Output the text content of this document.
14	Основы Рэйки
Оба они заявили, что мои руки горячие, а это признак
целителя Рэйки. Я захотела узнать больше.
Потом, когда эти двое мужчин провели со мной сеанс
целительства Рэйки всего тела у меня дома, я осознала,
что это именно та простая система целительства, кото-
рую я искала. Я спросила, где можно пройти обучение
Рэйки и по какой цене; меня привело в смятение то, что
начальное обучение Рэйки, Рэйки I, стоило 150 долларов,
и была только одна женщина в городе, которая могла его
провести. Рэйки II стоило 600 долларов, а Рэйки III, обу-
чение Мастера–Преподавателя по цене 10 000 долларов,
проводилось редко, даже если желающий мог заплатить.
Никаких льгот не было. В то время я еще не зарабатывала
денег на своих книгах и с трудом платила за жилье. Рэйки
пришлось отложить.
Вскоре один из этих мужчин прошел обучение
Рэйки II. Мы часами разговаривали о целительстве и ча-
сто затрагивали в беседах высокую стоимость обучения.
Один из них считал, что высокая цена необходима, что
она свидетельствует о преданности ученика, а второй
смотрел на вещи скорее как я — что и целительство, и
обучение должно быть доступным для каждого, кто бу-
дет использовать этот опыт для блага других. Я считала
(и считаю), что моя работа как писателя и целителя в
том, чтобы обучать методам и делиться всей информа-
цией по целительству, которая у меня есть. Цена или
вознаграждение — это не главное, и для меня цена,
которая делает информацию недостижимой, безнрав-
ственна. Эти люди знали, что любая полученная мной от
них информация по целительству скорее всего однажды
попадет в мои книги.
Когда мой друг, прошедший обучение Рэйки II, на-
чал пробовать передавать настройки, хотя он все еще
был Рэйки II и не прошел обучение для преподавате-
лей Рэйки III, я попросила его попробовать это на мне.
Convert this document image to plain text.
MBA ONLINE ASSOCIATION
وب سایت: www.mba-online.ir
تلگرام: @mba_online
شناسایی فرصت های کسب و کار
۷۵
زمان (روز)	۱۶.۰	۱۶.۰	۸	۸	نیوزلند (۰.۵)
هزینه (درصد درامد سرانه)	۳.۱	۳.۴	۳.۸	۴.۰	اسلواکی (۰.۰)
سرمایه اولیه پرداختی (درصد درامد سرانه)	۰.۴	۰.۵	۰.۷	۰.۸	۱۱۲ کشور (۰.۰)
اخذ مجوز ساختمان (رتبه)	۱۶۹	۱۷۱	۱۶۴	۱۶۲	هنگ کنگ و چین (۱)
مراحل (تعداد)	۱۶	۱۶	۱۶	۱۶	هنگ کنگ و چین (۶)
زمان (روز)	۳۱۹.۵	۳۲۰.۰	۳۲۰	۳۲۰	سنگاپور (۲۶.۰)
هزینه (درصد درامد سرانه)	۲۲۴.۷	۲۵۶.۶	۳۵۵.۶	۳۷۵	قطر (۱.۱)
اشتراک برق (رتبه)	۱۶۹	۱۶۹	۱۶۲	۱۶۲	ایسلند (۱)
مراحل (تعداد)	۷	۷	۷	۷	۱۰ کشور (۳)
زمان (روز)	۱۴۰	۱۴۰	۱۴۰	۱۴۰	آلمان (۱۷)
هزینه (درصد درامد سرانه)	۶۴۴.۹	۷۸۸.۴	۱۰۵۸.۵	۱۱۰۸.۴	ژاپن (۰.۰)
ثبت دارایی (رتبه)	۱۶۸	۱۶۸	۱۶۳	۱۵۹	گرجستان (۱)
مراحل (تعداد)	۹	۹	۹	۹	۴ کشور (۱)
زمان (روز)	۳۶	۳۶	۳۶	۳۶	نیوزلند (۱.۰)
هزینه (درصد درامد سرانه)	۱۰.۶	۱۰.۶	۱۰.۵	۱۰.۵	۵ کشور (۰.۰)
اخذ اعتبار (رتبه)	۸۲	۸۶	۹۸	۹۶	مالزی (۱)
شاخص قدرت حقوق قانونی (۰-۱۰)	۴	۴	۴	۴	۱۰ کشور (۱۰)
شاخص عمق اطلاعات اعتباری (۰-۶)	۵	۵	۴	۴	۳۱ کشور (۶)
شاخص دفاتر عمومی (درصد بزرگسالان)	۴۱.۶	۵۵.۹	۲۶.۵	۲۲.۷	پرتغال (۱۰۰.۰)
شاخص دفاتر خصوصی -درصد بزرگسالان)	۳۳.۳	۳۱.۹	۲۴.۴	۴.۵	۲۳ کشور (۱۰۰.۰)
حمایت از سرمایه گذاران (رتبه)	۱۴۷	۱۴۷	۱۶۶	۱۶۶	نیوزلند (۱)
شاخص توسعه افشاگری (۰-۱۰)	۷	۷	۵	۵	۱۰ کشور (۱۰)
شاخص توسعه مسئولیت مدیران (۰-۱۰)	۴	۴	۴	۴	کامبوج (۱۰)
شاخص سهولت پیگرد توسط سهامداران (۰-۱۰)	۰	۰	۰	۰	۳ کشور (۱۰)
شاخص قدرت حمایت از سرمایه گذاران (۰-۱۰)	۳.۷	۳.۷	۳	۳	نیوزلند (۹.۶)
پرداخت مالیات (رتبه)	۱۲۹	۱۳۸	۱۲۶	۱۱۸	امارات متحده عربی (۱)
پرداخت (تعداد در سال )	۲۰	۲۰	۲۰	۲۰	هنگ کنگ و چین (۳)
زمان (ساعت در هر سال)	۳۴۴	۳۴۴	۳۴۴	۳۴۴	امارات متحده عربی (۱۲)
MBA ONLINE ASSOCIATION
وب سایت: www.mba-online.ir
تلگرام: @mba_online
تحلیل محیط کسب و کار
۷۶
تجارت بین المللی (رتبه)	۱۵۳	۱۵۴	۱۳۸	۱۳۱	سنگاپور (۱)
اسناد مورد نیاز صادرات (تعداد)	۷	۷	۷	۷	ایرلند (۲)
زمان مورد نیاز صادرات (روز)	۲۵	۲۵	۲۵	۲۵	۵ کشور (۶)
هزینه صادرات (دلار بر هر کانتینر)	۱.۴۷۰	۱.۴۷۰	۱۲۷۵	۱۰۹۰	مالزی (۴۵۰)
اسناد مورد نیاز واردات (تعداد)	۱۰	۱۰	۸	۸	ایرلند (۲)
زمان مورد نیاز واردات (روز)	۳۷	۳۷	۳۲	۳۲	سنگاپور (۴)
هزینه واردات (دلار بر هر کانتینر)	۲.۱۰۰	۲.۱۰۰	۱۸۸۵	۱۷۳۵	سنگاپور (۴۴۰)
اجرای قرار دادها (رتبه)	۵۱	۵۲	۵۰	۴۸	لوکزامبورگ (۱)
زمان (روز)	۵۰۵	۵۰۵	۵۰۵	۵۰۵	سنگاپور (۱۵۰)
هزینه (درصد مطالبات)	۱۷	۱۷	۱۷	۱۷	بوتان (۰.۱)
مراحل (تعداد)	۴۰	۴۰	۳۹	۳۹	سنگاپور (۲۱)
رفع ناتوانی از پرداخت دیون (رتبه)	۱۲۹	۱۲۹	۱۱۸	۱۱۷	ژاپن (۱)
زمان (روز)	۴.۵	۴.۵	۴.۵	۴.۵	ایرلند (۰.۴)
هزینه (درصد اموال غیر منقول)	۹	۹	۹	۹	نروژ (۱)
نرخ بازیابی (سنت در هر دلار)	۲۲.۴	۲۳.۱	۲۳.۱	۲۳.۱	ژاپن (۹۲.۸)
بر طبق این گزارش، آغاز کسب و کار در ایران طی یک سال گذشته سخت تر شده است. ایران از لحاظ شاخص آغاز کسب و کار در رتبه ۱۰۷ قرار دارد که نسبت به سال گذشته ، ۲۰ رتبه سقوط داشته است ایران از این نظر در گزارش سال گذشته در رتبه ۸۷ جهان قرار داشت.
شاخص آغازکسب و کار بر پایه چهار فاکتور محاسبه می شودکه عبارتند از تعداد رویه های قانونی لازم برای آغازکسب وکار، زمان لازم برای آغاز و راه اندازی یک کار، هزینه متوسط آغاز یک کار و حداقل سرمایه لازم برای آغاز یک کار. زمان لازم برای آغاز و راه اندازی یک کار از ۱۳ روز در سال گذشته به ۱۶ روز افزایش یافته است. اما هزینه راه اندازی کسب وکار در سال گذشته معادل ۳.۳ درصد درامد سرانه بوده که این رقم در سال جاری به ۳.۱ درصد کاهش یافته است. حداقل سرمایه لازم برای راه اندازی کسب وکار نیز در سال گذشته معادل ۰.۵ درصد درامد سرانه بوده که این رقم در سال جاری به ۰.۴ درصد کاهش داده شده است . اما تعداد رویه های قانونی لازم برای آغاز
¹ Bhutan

------------------------

> [Task directions]: Your task is to pick out every line with the string "امارات" and copy it.

> [Finished answer]:
پرداخت مالیات (رتبه)	۱۲۹	۱۳۸	۱۲۶	۱۱۸	امارات متحده عربی (۱)
زمان (ساعت در هر سال)	۳۴۴	۳۴۴	۳۴۴	۳۴۴	امارات متحده عربی (۱۲)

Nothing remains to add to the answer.